**DIRECTIONS FOR THIS TASK**
Among the entries below, count the lines where the string "looked" occurs, and give only the number.

**Rows from a dataset**
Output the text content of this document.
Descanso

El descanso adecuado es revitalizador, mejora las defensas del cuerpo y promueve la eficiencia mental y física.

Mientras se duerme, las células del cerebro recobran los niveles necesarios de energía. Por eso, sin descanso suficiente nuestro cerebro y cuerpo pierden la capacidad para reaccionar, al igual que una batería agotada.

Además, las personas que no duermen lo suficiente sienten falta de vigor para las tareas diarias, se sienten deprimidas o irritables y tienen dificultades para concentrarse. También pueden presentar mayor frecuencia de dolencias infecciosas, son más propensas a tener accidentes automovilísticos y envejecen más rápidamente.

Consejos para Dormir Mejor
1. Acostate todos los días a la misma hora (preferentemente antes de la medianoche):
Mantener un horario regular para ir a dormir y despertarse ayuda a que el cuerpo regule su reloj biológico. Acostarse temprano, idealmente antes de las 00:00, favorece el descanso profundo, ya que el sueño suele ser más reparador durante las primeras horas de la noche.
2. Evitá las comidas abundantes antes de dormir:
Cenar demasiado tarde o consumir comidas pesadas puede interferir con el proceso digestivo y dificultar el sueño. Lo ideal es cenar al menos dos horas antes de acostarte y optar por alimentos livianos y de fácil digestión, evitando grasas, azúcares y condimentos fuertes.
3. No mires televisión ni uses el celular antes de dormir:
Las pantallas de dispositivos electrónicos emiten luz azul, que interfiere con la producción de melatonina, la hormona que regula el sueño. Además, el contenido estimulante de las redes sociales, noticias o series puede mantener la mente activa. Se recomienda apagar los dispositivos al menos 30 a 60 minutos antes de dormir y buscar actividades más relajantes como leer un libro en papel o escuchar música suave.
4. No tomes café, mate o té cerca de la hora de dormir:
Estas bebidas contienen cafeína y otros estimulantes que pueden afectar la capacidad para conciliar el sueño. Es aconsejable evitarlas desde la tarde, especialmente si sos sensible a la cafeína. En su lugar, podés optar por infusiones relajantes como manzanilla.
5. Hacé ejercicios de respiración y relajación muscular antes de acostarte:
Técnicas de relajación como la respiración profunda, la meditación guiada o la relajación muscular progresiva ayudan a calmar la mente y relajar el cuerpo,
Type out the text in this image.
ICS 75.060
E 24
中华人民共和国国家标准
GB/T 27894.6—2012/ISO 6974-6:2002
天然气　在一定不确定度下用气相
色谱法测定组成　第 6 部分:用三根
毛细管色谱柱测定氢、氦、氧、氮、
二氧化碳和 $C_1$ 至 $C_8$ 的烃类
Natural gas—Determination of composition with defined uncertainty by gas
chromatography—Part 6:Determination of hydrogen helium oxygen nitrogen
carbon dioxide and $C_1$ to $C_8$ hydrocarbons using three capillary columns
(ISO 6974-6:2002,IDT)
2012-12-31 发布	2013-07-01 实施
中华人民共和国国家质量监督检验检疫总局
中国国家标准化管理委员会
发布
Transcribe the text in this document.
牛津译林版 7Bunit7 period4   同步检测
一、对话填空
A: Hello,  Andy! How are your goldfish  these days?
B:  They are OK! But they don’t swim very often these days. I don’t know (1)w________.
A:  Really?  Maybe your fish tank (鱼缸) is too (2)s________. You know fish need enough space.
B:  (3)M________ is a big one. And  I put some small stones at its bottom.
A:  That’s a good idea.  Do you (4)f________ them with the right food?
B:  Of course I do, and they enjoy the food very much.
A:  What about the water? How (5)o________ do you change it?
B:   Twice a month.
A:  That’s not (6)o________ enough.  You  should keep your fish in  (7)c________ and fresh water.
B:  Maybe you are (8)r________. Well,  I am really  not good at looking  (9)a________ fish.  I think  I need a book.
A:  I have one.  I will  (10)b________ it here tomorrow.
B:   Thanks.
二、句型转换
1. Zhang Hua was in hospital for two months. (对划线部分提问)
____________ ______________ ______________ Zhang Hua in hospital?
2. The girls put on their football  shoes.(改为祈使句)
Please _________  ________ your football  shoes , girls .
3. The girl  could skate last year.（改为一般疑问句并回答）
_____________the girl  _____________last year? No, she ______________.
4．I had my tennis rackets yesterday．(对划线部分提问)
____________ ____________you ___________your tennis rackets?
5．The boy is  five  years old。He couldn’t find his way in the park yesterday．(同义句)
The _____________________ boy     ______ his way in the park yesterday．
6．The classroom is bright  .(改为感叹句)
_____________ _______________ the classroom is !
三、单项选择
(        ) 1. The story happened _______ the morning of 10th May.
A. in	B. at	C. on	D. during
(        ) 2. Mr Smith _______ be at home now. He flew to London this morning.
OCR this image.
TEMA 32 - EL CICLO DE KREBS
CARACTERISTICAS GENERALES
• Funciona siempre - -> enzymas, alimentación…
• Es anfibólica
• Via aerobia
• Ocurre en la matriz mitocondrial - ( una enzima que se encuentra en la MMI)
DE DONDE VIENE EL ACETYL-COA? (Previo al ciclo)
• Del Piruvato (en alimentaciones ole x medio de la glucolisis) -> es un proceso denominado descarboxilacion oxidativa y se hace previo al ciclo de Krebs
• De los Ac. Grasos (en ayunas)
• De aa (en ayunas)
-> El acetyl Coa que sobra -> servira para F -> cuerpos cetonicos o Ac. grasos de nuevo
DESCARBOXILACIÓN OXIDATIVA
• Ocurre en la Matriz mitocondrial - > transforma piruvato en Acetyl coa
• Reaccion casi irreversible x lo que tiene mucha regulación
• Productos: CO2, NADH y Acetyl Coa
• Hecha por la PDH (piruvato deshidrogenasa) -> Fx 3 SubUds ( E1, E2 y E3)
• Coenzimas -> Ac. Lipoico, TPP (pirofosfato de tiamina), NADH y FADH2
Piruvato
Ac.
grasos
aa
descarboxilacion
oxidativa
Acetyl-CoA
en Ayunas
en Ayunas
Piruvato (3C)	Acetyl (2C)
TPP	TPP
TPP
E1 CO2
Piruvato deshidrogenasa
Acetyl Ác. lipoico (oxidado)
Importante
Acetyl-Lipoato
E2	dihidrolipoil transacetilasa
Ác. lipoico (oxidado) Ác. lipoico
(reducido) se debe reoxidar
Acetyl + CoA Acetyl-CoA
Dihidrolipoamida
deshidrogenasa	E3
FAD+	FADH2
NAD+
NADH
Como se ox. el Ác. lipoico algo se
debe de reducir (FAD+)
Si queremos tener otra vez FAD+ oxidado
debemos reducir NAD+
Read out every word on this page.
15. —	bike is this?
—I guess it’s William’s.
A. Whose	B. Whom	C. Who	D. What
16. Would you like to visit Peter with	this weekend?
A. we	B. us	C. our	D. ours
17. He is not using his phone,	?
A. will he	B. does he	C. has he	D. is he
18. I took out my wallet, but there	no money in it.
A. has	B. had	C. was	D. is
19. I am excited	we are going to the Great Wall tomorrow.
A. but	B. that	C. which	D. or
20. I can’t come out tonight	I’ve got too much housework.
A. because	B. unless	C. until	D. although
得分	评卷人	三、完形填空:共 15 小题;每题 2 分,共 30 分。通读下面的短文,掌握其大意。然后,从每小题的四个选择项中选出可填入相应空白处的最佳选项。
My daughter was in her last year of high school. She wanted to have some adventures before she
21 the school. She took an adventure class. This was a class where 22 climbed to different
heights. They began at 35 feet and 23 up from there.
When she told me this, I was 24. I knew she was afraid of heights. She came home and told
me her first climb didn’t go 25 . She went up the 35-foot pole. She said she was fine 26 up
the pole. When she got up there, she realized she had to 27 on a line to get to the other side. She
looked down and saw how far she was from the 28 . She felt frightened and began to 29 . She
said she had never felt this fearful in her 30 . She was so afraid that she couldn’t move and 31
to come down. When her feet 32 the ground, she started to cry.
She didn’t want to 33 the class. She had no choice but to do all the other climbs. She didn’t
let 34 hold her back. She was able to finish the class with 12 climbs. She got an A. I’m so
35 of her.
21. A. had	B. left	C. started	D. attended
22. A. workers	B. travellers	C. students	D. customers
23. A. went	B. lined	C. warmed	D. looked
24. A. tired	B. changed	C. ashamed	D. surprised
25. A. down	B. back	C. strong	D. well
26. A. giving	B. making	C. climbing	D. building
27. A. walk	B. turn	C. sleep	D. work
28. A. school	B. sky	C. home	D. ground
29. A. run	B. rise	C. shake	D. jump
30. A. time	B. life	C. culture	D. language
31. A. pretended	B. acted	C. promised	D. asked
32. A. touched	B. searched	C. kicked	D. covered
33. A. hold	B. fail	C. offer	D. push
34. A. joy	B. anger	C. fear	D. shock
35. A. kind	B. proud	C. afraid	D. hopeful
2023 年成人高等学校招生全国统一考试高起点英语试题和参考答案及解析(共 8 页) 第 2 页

**FULL ANSWER**
2